• [Stated exercise]: Out of all the lines below, count those with the word "осуществляется". Give the number only.

[BEGIN Dataset entries]

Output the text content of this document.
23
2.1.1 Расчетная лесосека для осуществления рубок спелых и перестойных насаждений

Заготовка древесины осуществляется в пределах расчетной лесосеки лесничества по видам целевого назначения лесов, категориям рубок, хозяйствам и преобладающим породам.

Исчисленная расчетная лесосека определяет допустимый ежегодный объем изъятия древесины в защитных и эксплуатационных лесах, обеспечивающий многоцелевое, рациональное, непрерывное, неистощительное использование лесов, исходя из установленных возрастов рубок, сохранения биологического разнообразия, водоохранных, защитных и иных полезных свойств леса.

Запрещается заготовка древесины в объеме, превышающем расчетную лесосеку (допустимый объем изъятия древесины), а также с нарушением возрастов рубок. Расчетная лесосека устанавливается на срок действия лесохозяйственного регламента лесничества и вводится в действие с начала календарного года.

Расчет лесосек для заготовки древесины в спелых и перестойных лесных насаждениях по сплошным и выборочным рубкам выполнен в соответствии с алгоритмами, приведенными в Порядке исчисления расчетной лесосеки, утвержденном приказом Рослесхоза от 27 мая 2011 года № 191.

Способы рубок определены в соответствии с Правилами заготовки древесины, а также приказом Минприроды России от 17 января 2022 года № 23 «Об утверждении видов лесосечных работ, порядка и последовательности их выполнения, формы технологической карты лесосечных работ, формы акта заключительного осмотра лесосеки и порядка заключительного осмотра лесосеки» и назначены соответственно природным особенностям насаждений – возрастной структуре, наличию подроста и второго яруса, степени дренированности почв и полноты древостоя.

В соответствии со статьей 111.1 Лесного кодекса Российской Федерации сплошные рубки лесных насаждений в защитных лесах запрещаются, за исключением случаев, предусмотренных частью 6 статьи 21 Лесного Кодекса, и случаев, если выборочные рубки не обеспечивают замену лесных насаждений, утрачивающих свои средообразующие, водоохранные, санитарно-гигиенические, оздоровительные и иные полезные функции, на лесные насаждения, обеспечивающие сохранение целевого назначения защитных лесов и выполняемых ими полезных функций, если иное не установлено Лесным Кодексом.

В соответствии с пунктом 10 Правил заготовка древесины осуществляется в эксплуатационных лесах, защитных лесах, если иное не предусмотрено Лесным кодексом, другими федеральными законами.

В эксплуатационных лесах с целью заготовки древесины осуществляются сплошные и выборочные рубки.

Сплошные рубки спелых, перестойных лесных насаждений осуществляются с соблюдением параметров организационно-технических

[END Dataset entries]

• [Answer for this exercise]: 2